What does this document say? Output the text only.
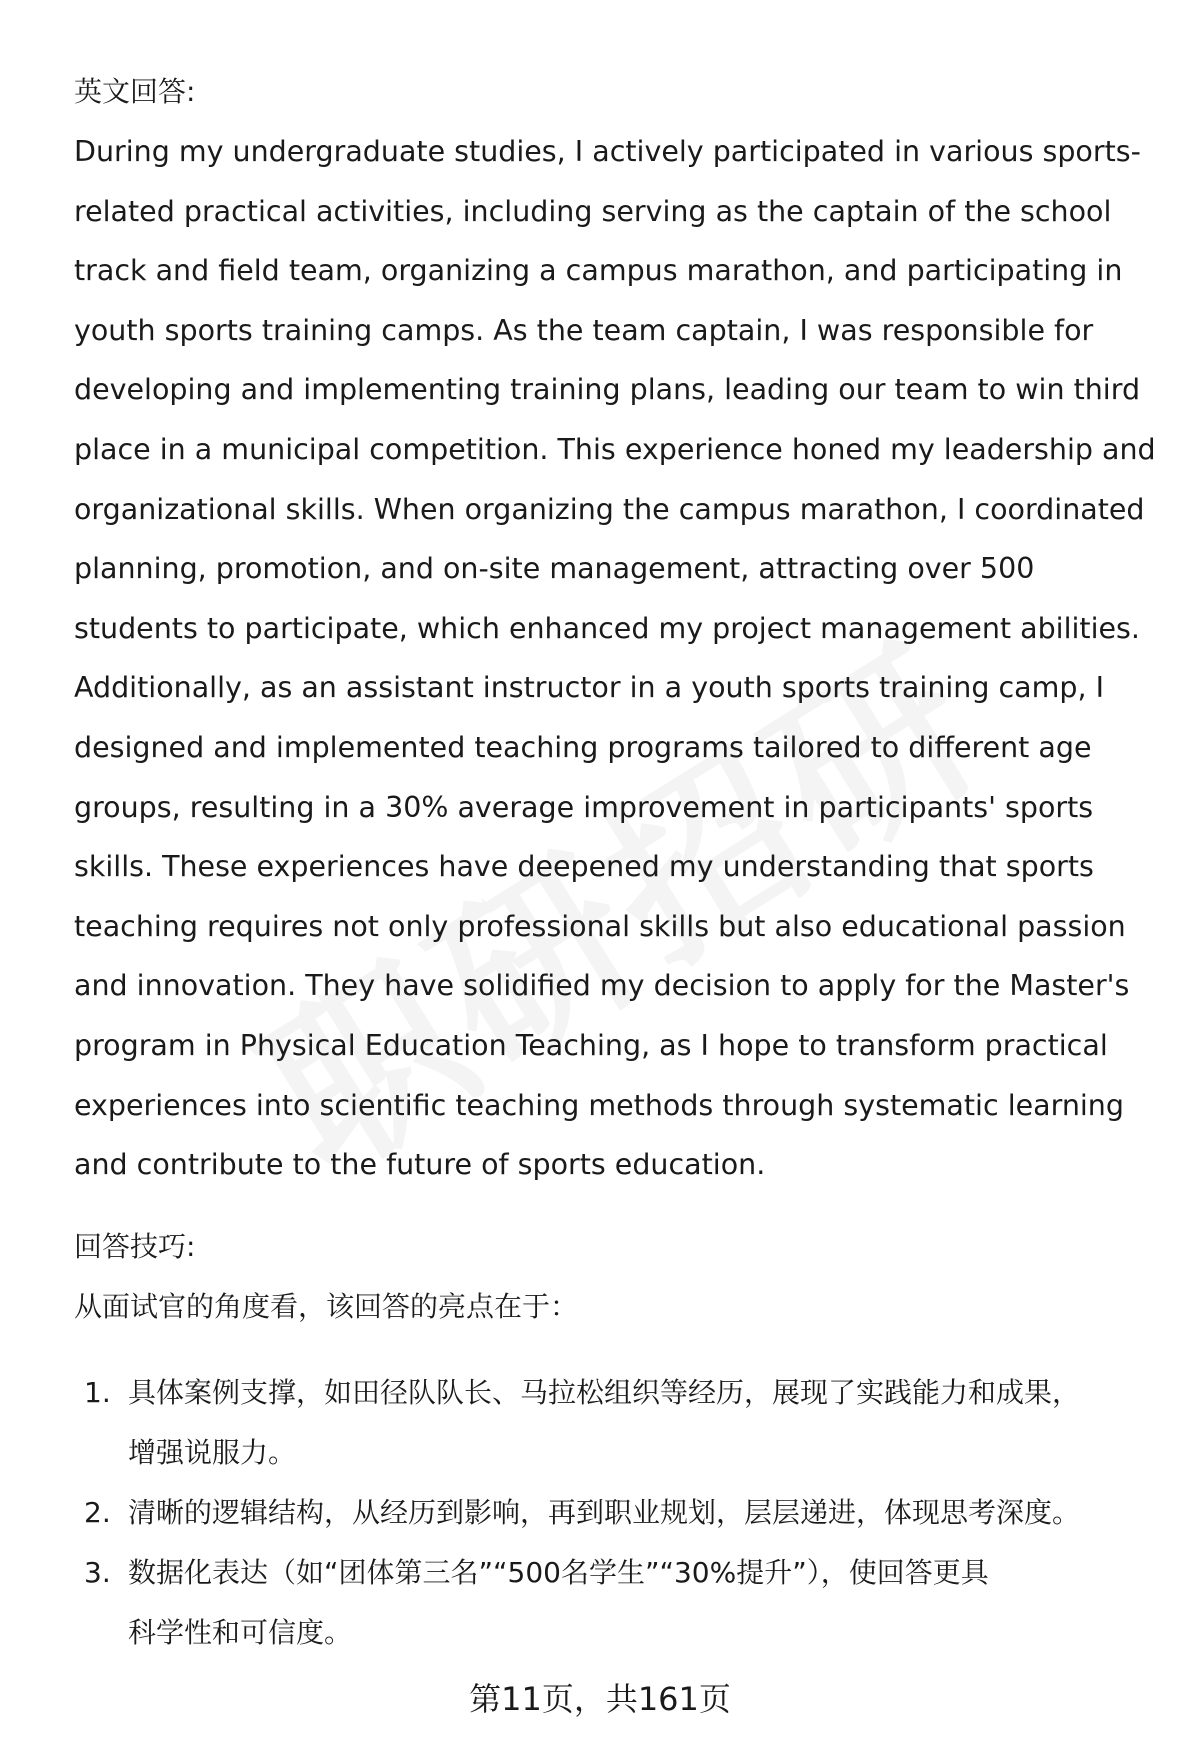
英文回答:

During my undergraduate studies, I actively participated in various sports-
related practical activities, including serving as the captain of the school
track and field team, organizing a campus marathon, and participating in
youth sports training camps. As the team captain, I was responsible for
developing and implementing training plans, leading our team to win third
place in a municipal competition. This experience honed my leadership and
organizational skills. When organizing the campus marathon, I coordinated
planning, promotion, and on-site management, attracting over 500
students to participate, which enhanced my project management abilities.
Additionally, as an assistant instructor in a youth sports training camp, I
designed and implemented teaching programs tailored to different age
groups, resulting in a 30% average improvement in participants' sports
skills. These experiences have deepened my understanding that sports
teaching requires not only professional skills but also educational passion
and innovation. They have solidified my decision to apply for the Master's
program in Physical Education Teaching, as I hope to transform practical
experiences into scientific teaching methods through systematic learning
and contribute to the future of sports education.

回答技巧:

从面试官的角度看，该回答的亮点在于：

1. 具体案例支撑，如田径队队长、马拉松组织等经历，展现了实践能力和成果，
增强说服力。
2. 清晰的逻辑结构，从经历到影响，再到职业规划，层层递进，体现思考深度。
3. 数据化表达（如“团体第三名”“500名学生”“30%提升”），使回答更具
科学性和可信度。
第11页，共161页
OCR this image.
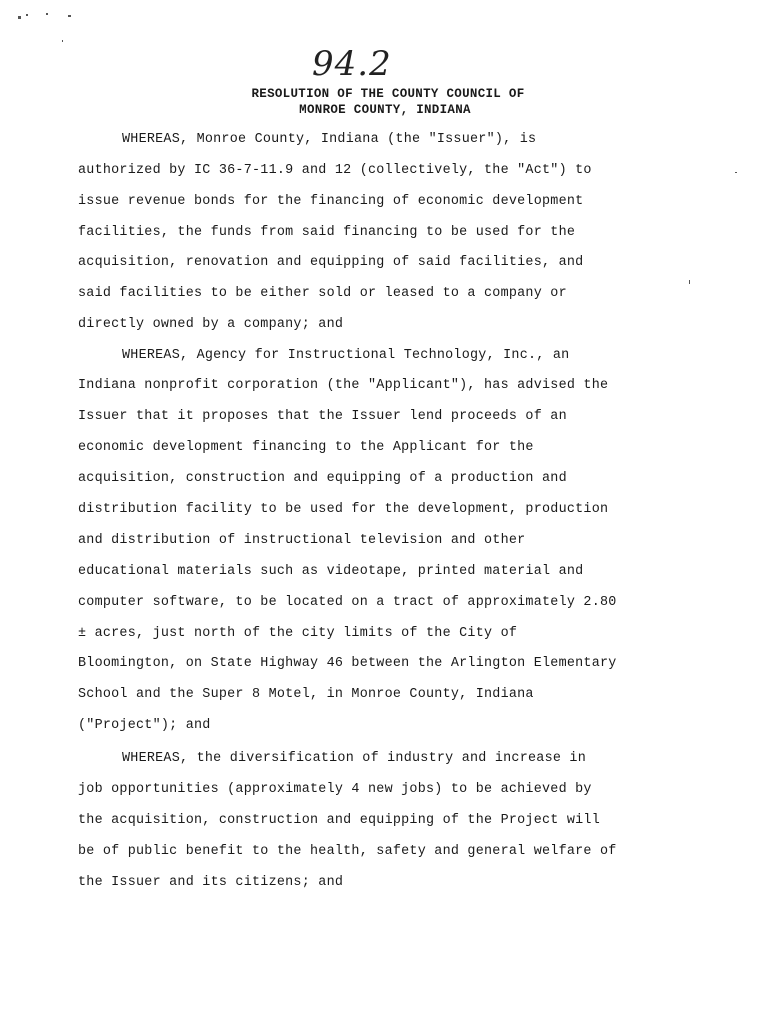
94.2
RESOLUTION OF THE COUNTY COUNCIL OF
MONROE COUNTY, INDIANA
WHEREAS, Monroe County, Indiana (the "Issuer"), is
authorized by IC 36-7-11.9 and 12 (collectively, the "Act") to
issue revenue bonds for the financing of economic development
facilities, the funds from said financing to be used for the
acquisition, renovation and equipping of said facilities, and
said facilities to be either sold or leased to a company or
directly owned by a company; and
WHEREAS, Agency for Instructional Technology, Inc., an
Indiana nonprofit corporation (the "Applicant"), has advised the
Issuer that it proposes that the Issuer lend proceeds of an
economic development financing to the Applicant for the
acquisition, construction and equipping of a production and
distribution facility to be used for the development, production
and distribution of instructional television and other
educational materials such as videotape, printed material and
computer software, to be located on a tract of approximately 2.80
± acres, just north of the city limits of the City of
Bloomington, on State Highway 46 between the Arlington Elementary
School and the Super 8 Motel, in Monroe County, Indiana
("Project"); and
WHEREAS, the diversification of industry and increase in
job opportunities (approximately 4 new jobs) to be achieved by
the acquisition, construction and equipping of the Project will
be of public benefit to the health, safety and general welfare of
the Issuer and its citizens; and
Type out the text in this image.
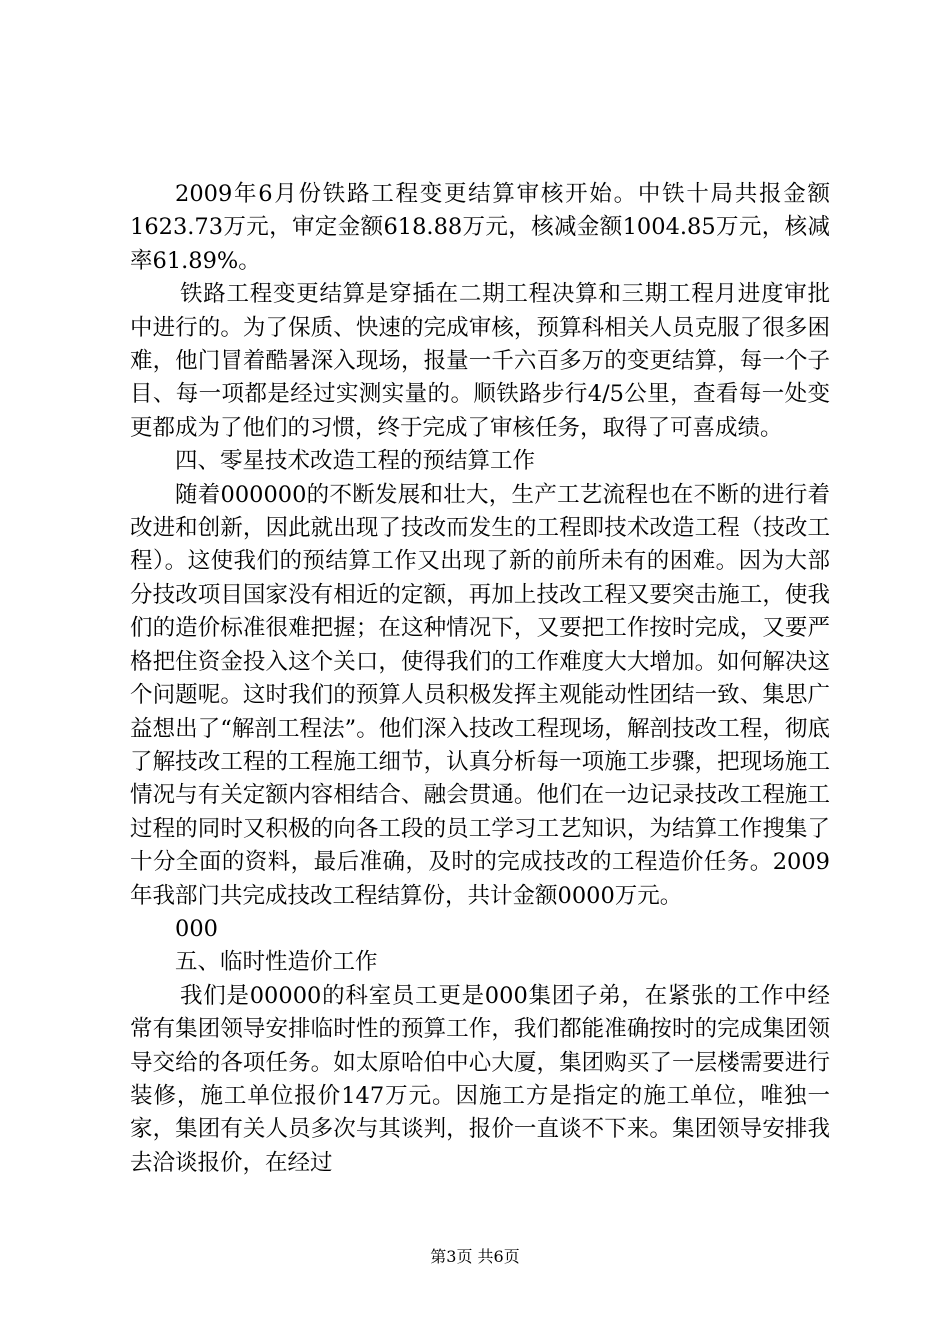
2009年6月份铁路工程变更结算审核开始。中铁十局共报金额1623.73万元，审定金额618.88万元，核减金额1004.85万元，核减率61.89%。

铁路工程变更结算是穿插在二期工程决算和三期工程月进度审批中进行的。为了保质、快速的完成审核，预算科相关人员克服了很多困难，他门冒着酷暑深入现场，报量一千六百多万的变更结算，每一个子目、每一项都是经过实测实量的。顺铁路步行4/5公里，查看每一处变更都成为了他们的习惯，终于完成了审核任务，取得了可喜成绩。

四、零星技术改造工程的预结算工作

随着000000的不断发展和壮大，生产工艺流程也在不断的进行着改进和创新，因此就出现了技改而发生的工程即技术改造工程（技改工程）。这使我们的预结算工作又出现了新的前所未有的困难。因为大部分技改项目国家没有相近的定额，再加上技改工程又要突击施工，使我们的造价标准很难把握；在这种情况下，又要把工作按时完成，又要严格把住资金投入这个关口，使得我们的工作难度大大增加。如何解决这个问题呢。这时我们的预算人员积极发挥主观能动性团结一致、集思广益想出了“解剖工程法”。他们深入技改工程现场，解剖技改工程，彻底了解技改工程的工程施工细节，认真分析每一项施工步骤，把现场施工情况与有关定额内容相结合、融会贯通。他们在一边记录技改工程施工过程的同时又积极的向各工段的员工学习工艺知识，为结算工作搜集了十分全面的资料，最后准确，及时的完成技改的工程造价任务。2009年我部门共完成技改工程结算份，共计金额0000万元。

000

五、临时性造价工作

我们是00000的科室员工更是000集团子弟，在紧张的工作中经常有集团领导安排临时性的预算工作，我们都能准确按时的完成集团领导交给的各项任务。如太原哈伯中心大厦，集团购买了一层楼需要进行装修，施工单位报价147万元。因施工方是指定的施工单位，唯独一家，集团有关人员多次与其谈判，报价一直谈不下来。集团领导安排我去洽谈报价，在经过

第3页 共6页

* * *

**Written task:** Each line in the data that holds the string "captain" should be found and copied.

**Full solution:**
related practical activities, including serving as the captain of the school
youth sports training camps. As the team captain, I was responsible for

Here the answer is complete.